··· Records for this exercise ···
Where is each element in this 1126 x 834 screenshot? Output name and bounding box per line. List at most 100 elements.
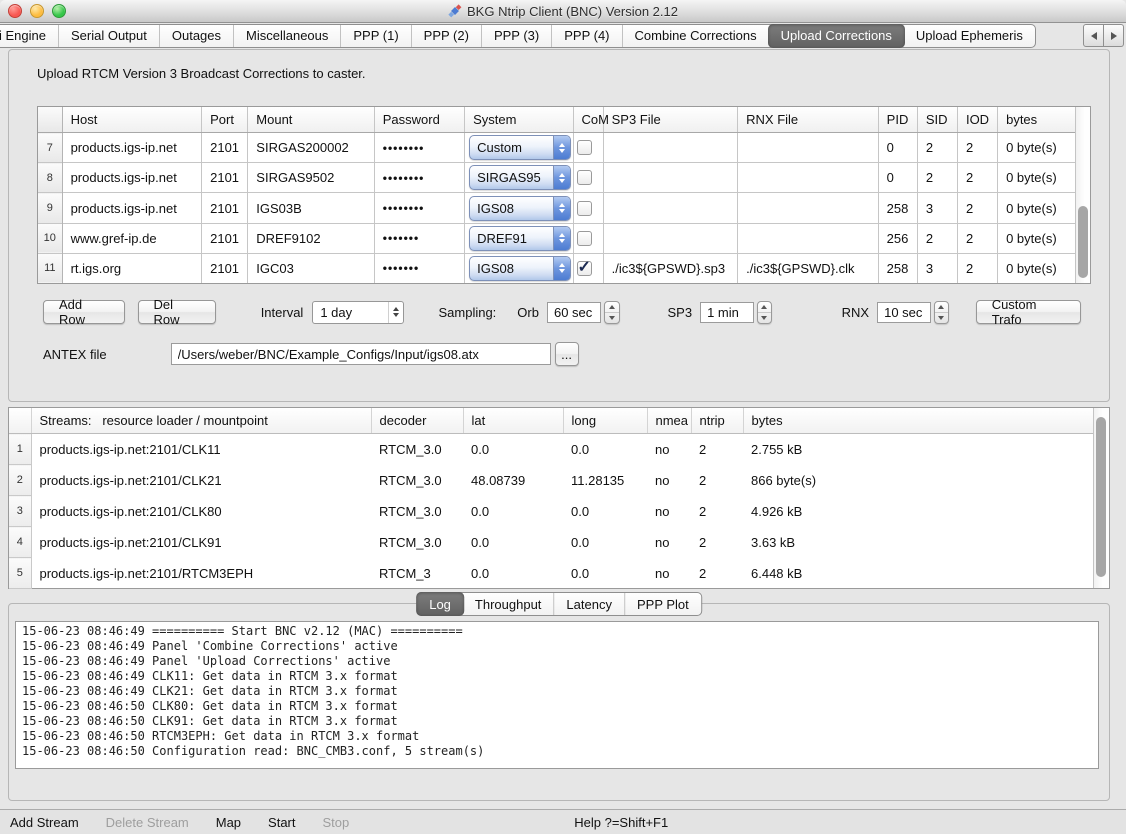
tab-combine-corrections[interactable]: Combine Corrections <box>622 25 769 47</box>
tab-ppp-4[interactable]: PPP (4) <box>551 25 621 47</box>
custom-trafo-button[interactable]: Custom Trafo <box>976 300 1081 324</box>
sid-cell[interactable]: 2 <box>917 163 957 193</box>
sp3-file-cell[interactable] <box>603 133 738 163</box>
mount-cell[interactable]: DREF9102 <box>248 223 374 253</box>
rnx-file-cell[interactable] <box>738 133 879 163</box>
rnx-file-cell[interactable]: ./ic3${GPSWD}.clk <box>738 253 879 283</box>
stream-long: 0.0 <box>563 496 647 527</box>
system-dropdown[interactable]: Custom <box>469 135 571 160</box>
port-cell[interactable]: 2101 <box>202 253 248 283</box>
start-button[interactable]: Start <box>268 815 295 830</box>
rnx-file-cell[interactable] <box>738 193 879 223</box>
antex-browse-button[interactable]: ... <box>555 342 579 366</box>
pid-cell[interactable]: 258 <box>878 193 917 223</box>
scrollbar-thumb[interactable] <box>1078 206 1088 278</box>
password-cell[interactable]: •••••••• <box>374 133 464 163</box>
tab-upload-corrections[interactable]: Upload Corrections <box>768 24 905 48</box>
port-cell[interactable]: 2101 <box>202 223 248 253</box>
port-cell[interactable]: 2101 <box>202 163 248 193</box>
stream-row[interactable]: 5 products.igs-ip.net:2101/RTCM3EPH RTCM… <box>9 558 1093 589</box>
stream-row[interactable]: 3 products.igs-ip.net:2101/CLK80 RTCM_3.… <box>9 496 1093 527</box>
rnx-file-cell[interactable] <box>738 163 879 193</box>
sid-cell[interactable]: 2 <box>917 223 957 253</box>
minimize-button[interactable] <box>30 4 44 18</box>
mount-cell[interactable]: IGC03 <box>248 253 374 283</box>
com-checkbox[interactable] <box>577 170 592 185</box>
sp3-file-cell[interactable] <box>603 223 738 253</box>
add-stream-button[interactable]: Add Stream <box>10 815 79 830</box>
tab-serial-output[interactable]: Serial Output <box>58 25 159 47</box>
interval-dropdown[interactable]: 1 day <box>312 301 404 324</box>
stream-row[interactable]: 1 products.igs-ip.net:2101/CLK11 RTCM_3.… <box>9 434 1093 465</box>
iod-cell[interactable]: 2 <box>957 223 997 253</box>
iod-cell[interactable]: 2 <box>957 193 997 223</box>
orb-stepper[interactable] <box>604 301 619 324</box>
tab-upload-ephemeris[interactable]: Upload Ephemeris <box>904 25 1035 47</box>
tab-throughput[interactable]: Throughput <box>463 593 554 615</box>
scrollbar-thumb[interactable] <box>1096 417 1106 577</box>
tab-ppp-1[interactable]: PPP (1) <box>340 25 410 47</box>
tab-miscellaneous[interactable]: Miscellaneous <box>233 25 340 47</box>
system-dropdown[interactable]: SIRGAS95 <box>469 165 571 190</box>
orb-sampling-field[interactable]: 60 sec <box>547 302 601 323</box>
tab-ppp-plot[interactable]: PPP Plot <box>624 593 701 615</box>
sid-cell[interactable]: 3 <box>917 193 957 223</box>
rnx-sampling-field[interactable]: 10 sec <box>877 302 930 323</box>
rnx-stepper[interactable] <box>934 301 949 324</box>
host-cell[interactable]: www.gref-ip.de <box>62 223 202 253</box>
host-cell[interactable]: rt.igs.org <box>62 253 202 283</box>
del-row-button[interactable]: Del Row <box>138 300 216 324</box>
close-button[interactable] <box>8 4 22 18</box>
stream-row[interactable]: 2 products.igs-ip.net:2101/CLK21 RTCM_3.… <box>9 465 1093 496</box>
com-checkbox[interactable] <box>577 231 592 246</box>
sp3-file-cell[interactable]: ./ic3${GPSWD}.sp3 <box>603 253 738 283</box>
add-row-button[interactable]: Add Row <box>43 300 125 324</box>
password-cell[interactable]: ••••••• <box>374 253 464 283</box>
iod-cell[interactable]: 2 <box>957 163 997 193</box>
zoom-button[interactable] <box>52 4 66 18</box>
com-checkbox[interactable] <box>577 201 592 216</box>
com-checkbox[interactable] <box>577 140 592 155</box>
host-cell[interactable]: products.igs-ip.net <box>62 193 202 223</box>
pid-cell[interactable]: 0 <box>878 163 917 193</box>
com-checkbox[interactable] <box>577 261 592 276</box>
mount-cell[interactable]: SIRGAS200002 <box>248 133 374 163</box>
tab-feed-engine[interactable]: i Engine <box>0 25 58 47</box>
system-dropdown[interactable]: IGS08 <box>469 196 571 221</box>
system-dropdown[interactable]: DREF91 <box>469 226 571 251</box>
stream-row[interactable]: 4 products.igs-ip.net:2101/CLK91 RTCM_3.… <box>9 527 1093 558</box>
map-button[interactable]: Map <box>216 815 241 830</box>
pid-cell[interactable]: 258 <box>878 253 917 283</box>
password-cell[interactable]: •••••••• <box>374 163 464 193</box>
sid-cell[interactable]: 3 <box>917 253 957 283</box>
sp3-file-cell[interactable] <box>603 163 738 193</box>
tab-log[interactable]: Log <box>416 592 464 616</box>
port-cell[interactable]: 2101 <box>202 133 248 163</box>
tab-scroll-right-button[interactable] <box>1104 24 1124 47</box>
password-cell[interactable]: ••••••• <box>374 223 464 253</box>
iod-cell[interactable]: 2 <box>957 133 997 163</box>
streams-table-scrollbar[interactable] <box>1093 408 1108 588</box>
pid-cell[interactable]: 256 <box>878 223 917 253</box>
password-cell[interactable]: •••••••• <box>374 193 464 223</box>
sp3-stepper[interactable] <box>757 301 772 324</box>
rnx-file-cell[interactable] <box>738 223 879 253</box>
sp3-sampling-field[interactable]: 1 min <box>700 302 753 323</box>
port-cell[interactable]: 2101 <box>202 193 248 223</box>
tab-ppp-2[interactable]: PPP (2) <box>411 25 481 47</box>
tab-outages[interactable]: Outages <box>159 25 233 47</box>
sid-cell[interactable]: 2 <box>917 133 957 163</box>
mount-cell[interactable]: IGS03B <box>248 193 374 223</box>
host-cell[interactable]: products.igs-ip.net <box>62 163 202 193</box>
upload-table-scrollbar[interactable] <box>1075 107 1090 283</box>
pid-cell[interactable]: 0 <box>878 133 917 163</box>
tab-latency[interactable]: Latency <box>553 593 624 615</box>
system-dropdown[interactable]: IGS08 <box>469 256 571 281</box>
iod-cell[interactable]: 2 <box>957 253 997 283</box>
antex-file-input[interactable] <box>171 343 551 365</box>
sp3-file-cell[interactable] <box>603 193 738 223</box>
mount-cell[interactable]: SIRGAS9502 <box>248 163 374 193</box>
tab-ppp-3[interactable]: PPP (3) <box>481 25 551 47</box>
host-cell[interactable]: products.igs-ip.net <box>62 133 202 163</box>
tab-scroll-left-button[interactable] <box>1083 24 1104 47</box>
···
### Instruction
Rewrite all of the data above, changing every occurrence of "mount-cell" to "mountpoint-cell" and leaving everything else as it is. Omit the pictures from your answer.

### Answer for the task
Where is each element in this 1126 x 834 screenshot? Output name and bounding box per line. List at most 100 elements.
tab-combine-corrections[interactable]: Combine Corrections <box>622 25 769 47</box>
tab-ppp-4[interactable]: PPP (4) <box>551 25 621 47</box>
custom-trafo-button[interactable]: Custom Trafo <box>976 300 1081 324</box>
sid-cell[interactable]: 2 <box>917 163 957 193</box>
sp3-file-cell[interactable] <box>603 133 738 163</box>
mountpoint-cell[interactable]: DREF9102 <box>248 223 374 253</box>
rnx-file-cell[interactable] <box>738 133 879 163</box>
rnx-file-cell[interactable]: ./ic3${GPSWD}.clk <box>738 253 879 283</box>
stream-long: 0.0 <box>563 496 647 527</box>
system-dropdown[interactable]: Custom <box>469 135 571 160</box>
port-cell[interactable]: 2101 <box>202 253 248 283</box>
start-button[interactable]: Start <box>268 815 295 830</box>
rnx-file-cell[interactable] <box>738 193 879 223</box>
antex-browse-button[interactable]: ... <box>555 342 579 366</box>
pid-cell[interactable]: 258 <box>878 193 917 223</box>
scrollbar-thumb[interactable] <box>1078 206 1088 278</box>
password-cell[interactable]: •••••••• <box>374 133 464 163</box>
tab-upload-corrections[interactable]: Upload Corrections <box>768 24 905 48</box>
port-cell[interactable]: 2101 <box>202 223 248 253</box>
port-cell[interactable]: 2101 <box>202 163 248 193</box>
stream-row[interactable]: 5 products.igs-ip.net:2101/RTCM3EPH RTCM… <box>9 558 1093 589</box>
stream-row[interactable]: 3 products.igs-ip.net:2101/CLK80 RTCM_3.… <box>9 496 1093 527</box>
rnx-file-cell[interactable] <box>738 163 879 193</box>
sid-cell[interactable]: 2 <box>917 223 957 253</box>
minimize-button[interactable] <box>30 4 44 18</box>
mountpoint-cell[interactable]: IGC03 <box>248 253 374 283</box>
com-checkbox[interactable] <box>577 170 592 185</box>
sp3-file-cell[interactable] <box>603 223 738 253</box>
add-stream-button[interactable]: Add Stream <box>10 815 79 830</box>
tab-serial-output[interactable]: Serial Output <box>58 25 159 47</box>
interval-dropdown[interactable]: 1 day <box>312 301 404 324</box>
stream-row[interactable]: 1 products.igs-ip.net:2101/CLK11 RTCM_3.… <box>9 434 1093 465</box>
iod-cell[interactable]: 2 <box>957 223 997 253</box>
iod-cell[interactable]: 2 <box>957 193 997 223</box>
orb-stepper[interactable] <box>604 301 619 324</box>
tab-upload-ephemeris[interactable]: Upload Ephemeris <box>904 25 1035 47</box>
tab-throughput[interactable]: Throughput <box>463 593 554 615</box>
scrollbar-thumb[interactable] <box>1096 417 1106 577</box>
tab-ppp-1[interactable]: PPP (1) <box>340 25 410 47</box>
tab-miscellaneous[interactable]: Miscellaneous <box>233 25 340 47</box>
system-dropdown[interactable]: SIRGAS95 <box>469 165 571 190</box>
orb-sampling-field[interactable]: 60 sec <box>547 302 601 323</box>
tab-ppp-plot[interactable]: PPP Plot <box>624 593 701 615</box>
sid-cell[interactable]: 3 <box>917 193 957 223</box>
rnx-sampling-field[interactable]: 10 sec <box>877 302 930 323</box>
rnx-stepper[interactable] <box>934 301 949 324</box>
host-cell[interactable]: www.gref-ip.de <box>62 223 202 253</box>
host-cell[interactable]: rt.igs.org <box>62 253 202 283</box>
del-row-button[interactable]: Del Row <box>138 300 216 324</box>
close-button[interactable] <box>8 4 22 18</box>
stream-row[interactable]: 2 products.igs-ip.net:2101/CLK21 RTCM_3.… <box>9 465 1093 496</box>
com-checkbox[interactable] <box>577 231 592 246</box>
sp3-file-cell[interactable]: ./ic3${GPSWD}.sp3 <box>603 253 738 283</box>
add-row-button[interactable]: Add Row <box>43 300 125 324</box>
password-cell[interactable]: ••••••• <box>374 253 464 283</box>
iod-cell[interactable]: 2 <box>957 163 997 193</box>
zoom-button[interactable] <box>52 4 66 18</box>
com-checkbox[interactable] <box>577 201 592 216</box>
com-checkbox[interactable] <box>577 140 592 155</box>
host-cell[interactable]: products.igs-ip.net <box>62 193 202 223</box>
pid-cell[interactable]: 0 <box>878 163 917 193</box>
com-checkbox[interactable] <box>577 261 592 276</box>
mountpoint-cell[interactable]: SIRGAS200002 <box>248 133 374 163</box>
tab-feed-engine[interactable]: i Engine <box>0 25 58 47</box>
system-dropdown[interactable]: IGS08 <box>469 196 571 221</box>
system-dropdown[interactable]: DREF91 <box>469 226 571 251</box>
stream-row[interactable]: 4 products.igs-ip.net:2101/CLK91 RTCM_3.… <box>9 527 1093 558</box>
map-button[interactable]: Map <box>216 815 241 830</box>
pid-cell[interactable]: 258 <box>878 253 917 283</box>
password-cell[interactable]: •••••••• <box>374 163 464 193</box>
sid-cell[interactable]: 3 <box>917 253 957 283</box>
sp3-file-cell[interactable] <box>603 163 738 193</box>
tab-log[interactable]: Log <box>416 592 464 616</box>
port-cell[interactable]: 2101 <box>202 133 248 163</box>
tab-scroll-right-button[interactable] <box>1104 24 1124 47</box>
password-cell[interactable]: ••••••• <box>374 223 464 253</box>
iod-cell[interactable]: 2 <box>957 133 997 163</box>
streams-table-scrollbar[interactable] <box>1093 408 1108 588</box>
pid-cell[interactable]: 256 <box>878 223 917 253</box>
password-cell[interactable]: •••••••• <box>374 193 464 223</box>
sp3-stepper[interactable] <box>757 301 772 324</box>
rnx-file-cell[interactable] <box>738 223 879 253</box>
sp3-sampling-field[interactable]: 1 min <box>700 302 753 323</box>
port-cell[interactable]: 2101 <box>202 193 248 223</box>
tab-ppp-2[interactable]: PPP (2) <box>411 25 481 47</box>
tab-outages[interactable]: Outages <box>159 25 233 47</box>
sid-cell[interactable]: 2 <box>917 133 957 163</box>
mountpoint-cell[interactable]: IGS03B <box>248 193 374 223</box>
host-cell[interactable]: products.igs-ip.net <box>62 163 202 193</box>
upload-table-scrollbar[interactable] <box>1075 107 1090 283</box>
pid-cell[interactable]: 0 <box>878 133 917 163</box>
tab-latency[interactable]: Latency <box>553 593 624 615</box>
system-dropdown[interactable]: IGS08 <box>469 256 571 281</box>
iod-cell[interactable]: 2 <box>957 253 997 283</box>
antex-file-input[interactable] <box>171 343 551 365</box>
sp3-file-cell[interactable] <box>603 193 738 223</box>
mountpoint-cell[interactable]: SIRGAS9502 <box>248 163 374 193</box>
tab-ppp-3[interactable]: PPP (3) <box>481 25 551 47</box>
host-cell[interactable]: products.igs-ip.net <box>62 133 202 163</box>
tab-scroll-left-button[interactable] <box>1083 24 1104 47</box>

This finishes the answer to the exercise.